Task data:
┄┄┄┄┄┄┄┄┄┄┄┄┄┄┄┄┄┄┄┄

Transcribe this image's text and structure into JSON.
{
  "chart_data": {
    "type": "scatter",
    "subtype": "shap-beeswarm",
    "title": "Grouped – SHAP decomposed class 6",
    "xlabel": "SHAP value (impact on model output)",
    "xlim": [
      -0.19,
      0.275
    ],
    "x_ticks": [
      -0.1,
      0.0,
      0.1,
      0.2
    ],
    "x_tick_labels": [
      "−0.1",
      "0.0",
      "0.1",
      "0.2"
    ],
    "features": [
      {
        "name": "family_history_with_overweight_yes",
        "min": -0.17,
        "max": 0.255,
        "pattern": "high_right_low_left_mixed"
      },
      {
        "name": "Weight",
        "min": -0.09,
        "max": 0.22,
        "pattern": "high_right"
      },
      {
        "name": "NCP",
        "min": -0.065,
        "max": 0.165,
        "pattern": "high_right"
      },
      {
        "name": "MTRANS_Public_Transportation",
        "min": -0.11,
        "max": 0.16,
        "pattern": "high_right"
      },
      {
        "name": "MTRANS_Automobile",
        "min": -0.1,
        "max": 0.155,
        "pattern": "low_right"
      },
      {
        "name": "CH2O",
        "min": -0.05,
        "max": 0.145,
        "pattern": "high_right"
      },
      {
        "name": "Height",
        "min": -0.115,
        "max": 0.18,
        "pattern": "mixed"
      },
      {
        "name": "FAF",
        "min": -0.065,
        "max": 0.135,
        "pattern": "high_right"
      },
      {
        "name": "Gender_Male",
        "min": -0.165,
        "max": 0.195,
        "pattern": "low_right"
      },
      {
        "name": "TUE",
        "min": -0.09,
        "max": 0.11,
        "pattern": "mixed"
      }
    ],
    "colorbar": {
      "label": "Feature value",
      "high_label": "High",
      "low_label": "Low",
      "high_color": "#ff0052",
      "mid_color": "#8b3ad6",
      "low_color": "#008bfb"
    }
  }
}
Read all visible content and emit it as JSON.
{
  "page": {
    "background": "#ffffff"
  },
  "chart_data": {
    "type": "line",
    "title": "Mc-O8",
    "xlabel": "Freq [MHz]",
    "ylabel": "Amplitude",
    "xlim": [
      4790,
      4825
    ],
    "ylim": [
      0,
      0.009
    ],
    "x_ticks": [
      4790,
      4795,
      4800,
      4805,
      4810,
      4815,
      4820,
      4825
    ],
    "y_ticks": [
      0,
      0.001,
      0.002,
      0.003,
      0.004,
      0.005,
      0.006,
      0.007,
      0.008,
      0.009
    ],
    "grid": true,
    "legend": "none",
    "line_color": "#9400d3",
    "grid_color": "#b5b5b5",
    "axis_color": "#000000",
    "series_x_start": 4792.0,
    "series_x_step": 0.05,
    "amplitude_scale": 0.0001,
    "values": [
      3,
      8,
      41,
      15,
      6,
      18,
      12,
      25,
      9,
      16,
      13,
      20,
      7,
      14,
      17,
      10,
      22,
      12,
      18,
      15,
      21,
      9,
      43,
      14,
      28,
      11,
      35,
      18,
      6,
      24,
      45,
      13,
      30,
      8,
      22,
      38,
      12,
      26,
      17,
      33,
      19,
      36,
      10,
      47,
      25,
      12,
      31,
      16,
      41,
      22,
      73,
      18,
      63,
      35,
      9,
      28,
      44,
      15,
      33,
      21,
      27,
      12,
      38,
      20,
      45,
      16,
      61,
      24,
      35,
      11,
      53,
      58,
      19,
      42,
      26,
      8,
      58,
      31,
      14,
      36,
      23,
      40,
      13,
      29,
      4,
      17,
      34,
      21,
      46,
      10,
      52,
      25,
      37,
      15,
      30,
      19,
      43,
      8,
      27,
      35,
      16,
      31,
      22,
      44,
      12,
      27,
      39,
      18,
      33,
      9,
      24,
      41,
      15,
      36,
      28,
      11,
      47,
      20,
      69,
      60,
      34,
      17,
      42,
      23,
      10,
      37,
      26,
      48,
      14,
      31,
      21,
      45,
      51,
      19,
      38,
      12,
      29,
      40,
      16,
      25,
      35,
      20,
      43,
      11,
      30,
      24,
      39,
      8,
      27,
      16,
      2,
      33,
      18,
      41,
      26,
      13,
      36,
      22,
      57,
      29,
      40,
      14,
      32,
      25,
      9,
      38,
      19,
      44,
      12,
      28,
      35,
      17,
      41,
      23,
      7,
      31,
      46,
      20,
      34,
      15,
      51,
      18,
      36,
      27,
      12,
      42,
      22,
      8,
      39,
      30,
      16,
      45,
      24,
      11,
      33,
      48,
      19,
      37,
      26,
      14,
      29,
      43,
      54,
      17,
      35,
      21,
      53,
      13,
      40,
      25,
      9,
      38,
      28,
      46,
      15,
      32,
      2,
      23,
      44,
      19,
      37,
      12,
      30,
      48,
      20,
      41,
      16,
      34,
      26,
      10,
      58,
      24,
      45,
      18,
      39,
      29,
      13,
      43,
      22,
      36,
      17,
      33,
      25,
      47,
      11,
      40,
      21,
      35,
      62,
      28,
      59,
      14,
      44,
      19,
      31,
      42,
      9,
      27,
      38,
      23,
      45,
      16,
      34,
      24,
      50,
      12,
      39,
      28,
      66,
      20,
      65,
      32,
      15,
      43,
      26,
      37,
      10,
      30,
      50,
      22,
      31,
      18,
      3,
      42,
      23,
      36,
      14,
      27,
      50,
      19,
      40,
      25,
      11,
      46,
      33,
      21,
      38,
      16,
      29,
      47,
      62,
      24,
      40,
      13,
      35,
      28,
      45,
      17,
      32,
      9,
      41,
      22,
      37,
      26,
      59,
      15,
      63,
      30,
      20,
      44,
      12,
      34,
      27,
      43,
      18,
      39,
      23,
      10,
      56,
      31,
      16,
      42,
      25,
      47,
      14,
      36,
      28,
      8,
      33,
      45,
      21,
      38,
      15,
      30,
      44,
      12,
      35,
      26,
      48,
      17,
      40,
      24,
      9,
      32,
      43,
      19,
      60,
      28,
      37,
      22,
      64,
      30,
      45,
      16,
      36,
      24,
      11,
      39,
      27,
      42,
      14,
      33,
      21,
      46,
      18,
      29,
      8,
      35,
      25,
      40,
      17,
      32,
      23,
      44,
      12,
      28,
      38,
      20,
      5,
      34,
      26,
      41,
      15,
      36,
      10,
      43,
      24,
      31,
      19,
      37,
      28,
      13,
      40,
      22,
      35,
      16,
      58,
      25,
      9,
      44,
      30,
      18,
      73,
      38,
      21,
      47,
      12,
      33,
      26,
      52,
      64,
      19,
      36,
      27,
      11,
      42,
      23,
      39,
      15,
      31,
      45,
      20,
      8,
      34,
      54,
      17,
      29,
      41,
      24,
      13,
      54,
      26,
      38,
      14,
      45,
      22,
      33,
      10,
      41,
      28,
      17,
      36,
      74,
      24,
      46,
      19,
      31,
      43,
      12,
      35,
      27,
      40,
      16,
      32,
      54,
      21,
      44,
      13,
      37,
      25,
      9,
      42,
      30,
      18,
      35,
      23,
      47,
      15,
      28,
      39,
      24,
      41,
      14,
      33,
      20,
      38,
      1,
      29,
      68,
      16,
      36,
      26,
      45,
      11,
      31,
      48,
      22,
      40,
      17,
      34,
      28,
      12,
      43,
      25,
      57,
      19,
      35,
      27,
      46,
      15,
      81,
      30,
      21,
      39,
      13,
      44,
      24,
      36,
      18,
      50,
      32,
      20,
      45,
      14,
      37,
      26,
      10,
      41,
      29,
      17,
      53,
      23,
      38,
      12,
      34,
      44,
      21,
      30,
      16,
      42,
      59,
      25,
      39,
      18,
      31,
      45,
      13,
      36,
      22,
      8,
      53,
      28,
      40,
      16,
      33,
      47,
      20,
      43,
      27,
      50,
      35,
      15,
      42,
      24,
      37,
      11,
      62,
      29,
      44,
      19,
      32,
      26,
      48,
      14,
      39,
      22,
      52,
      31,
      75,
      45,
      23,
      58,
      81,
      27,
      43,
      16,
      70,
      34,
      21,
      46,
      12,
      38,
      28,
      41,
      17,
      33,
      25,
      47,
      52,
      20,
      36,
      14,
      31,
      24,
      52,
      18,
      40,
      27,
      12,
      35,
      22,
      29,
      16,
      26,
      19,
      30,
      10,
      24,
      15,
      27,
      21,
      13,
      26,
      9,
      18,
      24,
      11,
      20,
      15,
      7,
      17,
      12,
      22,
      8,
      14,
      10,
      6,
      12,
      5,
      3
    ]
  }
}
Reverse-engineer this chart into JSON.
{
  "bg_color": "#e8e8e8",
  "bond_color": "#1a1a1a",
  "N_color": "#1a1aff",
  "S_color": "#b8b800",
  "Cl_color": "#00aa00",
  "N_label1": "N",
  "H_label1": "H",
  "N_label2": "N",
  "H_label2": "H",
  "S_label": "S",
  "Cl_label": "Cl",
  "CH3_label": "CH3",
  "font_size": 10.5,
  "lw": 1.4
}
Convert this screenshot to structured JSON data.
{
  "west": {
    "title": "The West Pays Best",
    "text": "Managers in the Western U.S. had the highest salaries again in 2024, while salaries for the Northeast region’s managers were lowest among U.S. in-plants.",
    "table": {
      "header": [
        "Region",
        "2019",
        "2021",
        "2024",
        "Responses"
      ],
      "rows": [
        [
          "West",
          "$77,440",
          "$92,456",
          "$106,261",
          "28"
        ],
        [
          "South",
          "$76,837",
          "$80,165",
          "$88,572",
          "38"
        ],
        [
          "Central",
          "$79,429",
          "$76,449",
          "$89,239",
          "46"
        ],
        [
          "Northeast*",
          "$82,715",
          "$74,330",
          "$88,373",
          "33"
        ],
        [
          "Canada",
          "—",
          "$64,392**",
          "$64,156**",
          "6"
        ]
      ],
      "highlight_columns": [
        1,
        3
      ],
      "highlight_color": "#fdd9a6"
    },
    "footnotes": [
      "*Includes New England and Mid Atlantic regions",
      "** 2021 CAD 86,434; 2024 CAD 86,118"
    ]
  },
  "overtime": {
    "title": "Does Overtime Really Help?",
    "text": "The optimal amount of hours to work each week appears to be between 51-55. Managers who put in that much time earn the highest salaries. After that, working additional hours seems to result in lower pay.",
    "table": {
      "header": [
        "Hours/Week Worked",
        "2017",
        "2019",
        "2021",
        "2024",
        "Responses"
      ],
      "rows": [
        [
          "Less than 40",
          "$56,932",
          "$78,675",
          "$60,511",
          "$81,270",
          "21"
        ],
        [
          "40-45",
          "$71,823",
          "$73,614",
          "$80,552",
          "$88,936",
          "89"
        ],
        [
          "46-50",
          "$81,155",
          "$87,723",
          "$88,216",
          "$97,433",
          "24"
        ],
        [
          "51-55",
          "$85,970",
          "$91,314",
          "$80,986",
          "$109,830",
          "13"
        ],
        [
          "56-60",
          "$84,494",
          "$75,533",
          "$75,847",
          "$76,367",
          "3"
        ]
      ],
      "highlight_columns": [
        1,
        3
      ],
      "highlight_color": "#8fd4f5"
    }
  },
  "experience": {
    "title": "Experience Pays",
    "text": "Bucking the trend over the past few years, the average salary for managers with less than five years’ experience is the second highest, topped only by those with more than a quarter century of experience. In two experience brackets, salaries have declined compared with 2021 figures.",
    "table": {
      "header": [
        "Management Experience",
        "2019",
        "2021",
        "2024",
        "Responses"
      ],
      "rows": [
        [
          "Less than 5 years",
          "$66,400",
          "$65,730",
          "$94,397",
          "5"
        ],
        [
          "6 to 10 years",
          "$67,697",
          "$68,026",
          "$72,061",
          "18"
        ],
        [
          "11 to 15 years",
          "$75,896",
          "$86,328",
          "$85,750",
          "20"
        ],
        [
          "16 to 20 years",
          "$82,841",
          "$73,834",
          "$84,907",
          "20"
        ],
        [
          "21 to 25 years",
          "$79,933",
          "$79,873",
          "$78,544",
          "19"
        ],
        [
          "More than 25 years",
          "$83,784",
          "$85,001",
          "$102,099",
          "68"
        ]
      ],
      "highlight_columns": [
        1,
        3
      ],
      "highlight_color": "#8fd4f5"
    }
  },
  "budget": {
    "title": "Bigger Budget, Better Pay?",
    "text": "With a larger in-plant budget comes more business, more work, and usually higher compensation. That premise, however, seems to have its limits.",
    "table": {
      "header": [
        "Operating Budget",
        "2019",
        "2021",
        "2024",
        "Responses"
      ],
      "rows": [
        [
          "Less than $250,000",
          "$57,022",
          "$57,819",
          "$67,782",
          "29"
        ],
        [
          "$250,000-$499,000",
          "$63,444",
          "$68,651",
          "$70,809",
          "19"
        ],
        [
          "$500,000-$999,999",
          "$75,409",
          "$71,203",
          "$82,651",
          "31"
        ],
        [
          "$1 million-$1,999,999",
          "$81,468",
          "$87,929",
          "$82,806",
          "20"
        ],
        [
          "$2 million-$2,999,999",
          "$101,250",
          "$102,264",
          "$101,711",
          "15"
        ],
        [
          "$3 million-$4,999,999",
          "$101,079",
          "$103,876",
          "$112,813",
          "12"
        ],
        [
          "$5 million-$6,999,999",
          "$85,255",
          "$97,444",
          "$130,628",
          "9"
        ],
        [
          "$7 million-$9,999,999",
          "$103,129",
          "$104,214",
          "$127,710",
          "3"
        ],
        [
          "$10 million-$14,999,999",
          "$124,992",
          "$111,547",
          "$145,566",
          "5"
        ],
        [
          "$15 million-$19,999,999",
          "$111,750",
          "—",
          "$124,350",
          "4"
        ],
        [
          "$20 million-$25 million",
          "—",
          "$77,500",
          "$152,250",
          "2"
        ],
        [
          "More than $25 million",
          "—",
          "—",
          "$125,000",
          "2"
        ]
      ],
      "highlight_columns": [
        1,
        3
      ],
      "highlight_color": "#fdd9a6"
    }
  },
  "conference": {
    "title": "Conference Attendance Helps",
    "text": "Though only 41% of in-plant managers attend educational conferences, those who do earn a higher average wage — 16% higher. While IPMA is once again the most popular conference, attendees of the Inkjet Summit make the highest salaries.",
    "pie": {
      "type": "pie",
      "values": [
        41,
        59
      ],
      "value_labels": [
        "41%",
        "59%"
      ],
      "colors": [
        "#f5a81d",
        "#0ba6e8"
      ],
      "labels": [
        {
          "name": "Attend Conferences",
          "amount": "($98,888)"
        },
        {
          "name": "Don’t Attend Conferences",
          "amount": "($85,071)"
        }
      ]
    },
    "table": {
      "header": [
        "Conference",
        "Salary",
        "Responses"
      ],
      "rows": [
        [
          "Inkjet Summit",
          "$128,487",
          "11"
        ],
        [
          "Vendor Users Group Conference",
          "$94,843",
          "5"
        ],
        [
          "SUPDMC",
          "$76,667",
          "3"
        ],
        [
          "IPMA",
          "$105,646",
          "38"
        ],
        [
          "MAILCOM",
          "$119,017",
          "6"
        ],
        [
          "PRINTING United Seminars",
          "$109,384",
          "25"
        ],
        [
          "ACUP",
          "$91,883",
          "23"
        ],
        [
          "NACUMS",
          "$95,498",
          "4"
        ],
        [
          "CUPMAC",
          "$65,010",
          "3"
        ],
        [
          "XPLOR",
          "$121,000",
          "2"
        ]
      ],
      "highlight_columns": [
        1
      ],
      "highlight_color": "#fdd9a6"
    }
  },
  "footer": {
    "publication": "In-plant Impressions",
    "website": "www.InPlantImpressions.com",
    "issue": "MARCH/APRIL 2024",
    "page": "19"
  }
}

┄┄┄┄┄┄┄┄┄┄┄┄┄┄┄┄┄┄┄┄

Short problem:
Copy out every line with the word "million".

Written response:
          "$1 million-$1,999,999",
          "$2 million-$2,999,999",
          "$3 million-$4,999,999",
          "$5 million-$6,999,999",
          "$7 million-$9,999,999",
          "$10 million-$14,999,999",
          "$15 million-$19,999,999",
          "$20 million-$25 million",
          "More than $25 million",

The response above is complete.